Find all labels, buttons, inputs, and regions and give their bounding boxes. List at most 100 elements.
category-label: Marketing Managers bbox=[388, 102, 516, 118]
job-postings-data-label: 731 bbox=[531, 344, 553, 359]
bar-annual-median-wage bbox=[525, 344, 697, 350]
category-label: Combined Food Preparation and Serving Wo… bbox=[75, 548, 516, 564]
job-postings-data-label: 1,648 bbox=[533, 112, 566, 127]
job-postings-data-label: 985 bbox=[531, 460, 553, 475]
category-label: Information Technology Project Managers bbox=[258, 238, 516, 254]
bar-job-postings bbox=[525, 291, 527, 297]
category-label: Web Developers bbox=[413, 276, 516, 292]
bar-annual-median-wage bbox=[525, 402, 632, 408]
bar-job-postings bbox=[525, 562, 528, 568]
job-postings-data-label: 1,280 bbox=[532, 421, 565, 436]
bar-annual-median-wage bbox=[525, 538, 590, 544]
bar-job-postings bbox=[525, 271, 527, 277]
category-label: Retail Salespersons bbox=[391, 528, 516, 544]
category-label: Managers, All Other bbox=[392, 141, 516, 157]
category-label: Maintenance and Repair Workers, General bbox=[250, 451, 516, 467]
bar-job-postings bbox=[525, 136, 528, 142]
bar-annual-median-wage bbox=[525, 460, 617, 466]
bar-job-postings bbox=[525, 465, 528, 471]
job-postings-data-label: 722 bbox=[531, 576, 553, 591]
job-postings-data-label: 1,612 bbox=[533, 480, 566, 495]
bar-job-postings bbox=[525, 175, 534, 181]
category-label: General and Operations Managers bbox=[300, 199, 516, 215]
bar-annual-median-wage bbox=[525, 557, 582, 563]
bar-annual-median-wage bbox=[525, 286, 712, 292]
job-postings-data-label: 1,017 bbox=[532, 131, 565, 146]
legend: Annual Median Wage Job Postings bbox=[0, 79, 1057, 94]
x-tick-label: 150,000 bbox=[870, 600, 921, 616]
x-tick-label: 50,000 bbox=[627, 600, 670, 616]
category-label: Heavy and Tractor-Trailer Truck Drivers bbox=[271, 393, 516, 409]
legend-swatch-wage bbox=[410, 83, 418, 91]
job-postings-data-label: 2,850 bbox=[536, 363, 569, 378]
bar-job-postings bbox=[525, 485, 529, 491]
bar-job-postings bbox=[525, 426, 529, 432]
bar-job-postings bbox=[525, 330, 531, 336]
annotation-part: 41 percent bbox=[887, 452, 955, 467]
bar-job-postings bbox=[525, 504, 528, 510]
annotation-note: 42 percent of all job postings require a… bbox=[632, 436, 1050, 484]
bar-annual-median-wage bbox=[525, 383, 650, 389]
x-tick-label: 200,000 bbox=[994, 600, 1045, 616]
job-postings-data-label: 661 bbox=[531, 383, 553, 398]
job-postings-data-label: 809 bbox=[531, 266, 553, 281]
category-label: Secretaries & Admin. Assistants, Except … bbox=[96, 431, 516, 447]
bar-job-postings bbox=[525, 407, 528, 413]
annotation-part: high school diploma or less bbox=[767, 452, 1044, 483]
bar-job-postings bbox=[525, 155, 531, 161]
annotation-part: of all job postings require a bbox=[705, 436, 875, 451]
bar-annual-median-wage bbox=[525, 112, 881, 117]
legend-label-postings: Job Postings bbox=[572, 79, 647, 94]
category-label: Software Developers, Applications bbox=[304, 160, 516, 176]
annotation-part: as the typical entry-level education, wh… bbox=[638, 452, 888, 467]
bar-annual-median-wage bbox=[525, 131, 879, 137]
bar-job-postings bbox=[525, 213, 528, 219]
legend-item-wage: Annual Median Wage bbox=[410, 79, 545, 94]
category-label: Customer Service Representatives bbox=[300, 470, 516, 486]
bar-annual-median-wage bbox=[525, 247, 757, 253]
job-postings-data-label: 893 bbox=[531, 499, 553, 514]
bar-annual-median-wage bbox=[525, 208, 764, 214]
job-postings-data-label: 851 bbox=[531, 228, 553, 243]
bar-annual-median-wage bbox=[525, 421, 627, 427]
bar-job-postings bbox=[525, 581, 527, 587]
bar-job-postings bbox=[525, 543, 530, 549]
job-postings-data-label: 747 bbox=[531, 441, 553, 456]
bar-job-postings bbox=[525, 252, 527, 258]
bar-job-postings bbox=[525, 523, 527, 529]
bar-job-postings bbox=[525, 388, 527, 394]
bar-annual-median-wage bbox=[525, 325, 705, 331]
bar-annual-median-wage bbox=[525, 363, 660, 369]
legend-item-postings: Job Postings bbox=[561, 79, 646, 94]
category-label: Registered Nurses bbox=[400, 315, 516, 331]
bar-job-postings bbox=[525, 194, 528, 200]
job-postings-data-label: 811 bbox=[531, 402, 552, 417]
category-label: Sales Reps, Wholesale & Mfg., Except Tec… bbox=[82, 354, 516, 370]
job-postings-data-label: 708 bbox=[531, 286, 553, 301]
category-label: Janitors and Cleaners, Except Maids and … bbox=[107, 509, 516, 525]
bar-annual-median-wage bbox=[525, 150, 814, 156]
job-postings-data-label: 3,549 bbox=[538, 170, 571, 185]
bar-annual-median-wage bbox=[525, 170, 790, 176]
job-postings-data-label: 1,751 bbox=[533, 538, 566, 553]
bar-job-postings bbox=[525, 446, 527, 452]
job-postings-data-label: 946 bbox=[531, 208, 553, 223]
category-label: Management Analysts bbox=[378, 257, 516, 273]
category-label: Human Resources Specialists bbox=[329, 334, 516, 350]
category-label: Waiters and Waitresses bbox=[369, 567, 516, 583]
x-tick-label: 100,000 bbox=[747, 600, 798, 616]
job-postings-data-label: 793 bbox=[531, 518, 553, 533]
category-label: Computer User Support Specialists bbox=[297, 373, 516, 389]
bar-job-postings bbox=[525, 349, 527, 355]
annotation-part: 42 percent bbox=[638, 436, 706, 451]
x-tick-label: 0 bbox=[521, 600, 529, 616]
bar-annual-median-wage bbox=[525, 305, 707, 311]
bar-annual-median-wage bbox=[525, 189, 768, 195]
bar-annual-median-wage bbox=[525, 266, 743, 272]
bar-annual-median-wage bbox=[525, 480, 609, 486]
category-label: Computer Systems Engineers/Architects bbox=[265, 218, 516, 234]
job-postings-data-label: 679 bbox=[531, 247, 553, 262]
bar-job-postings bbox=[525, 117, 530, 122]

■ DIRECTIONS ■
How many lines in the entries above contain the string "percent", matching case exactly? Give only the number.

■ ANSWER FOR THE TASK ■
3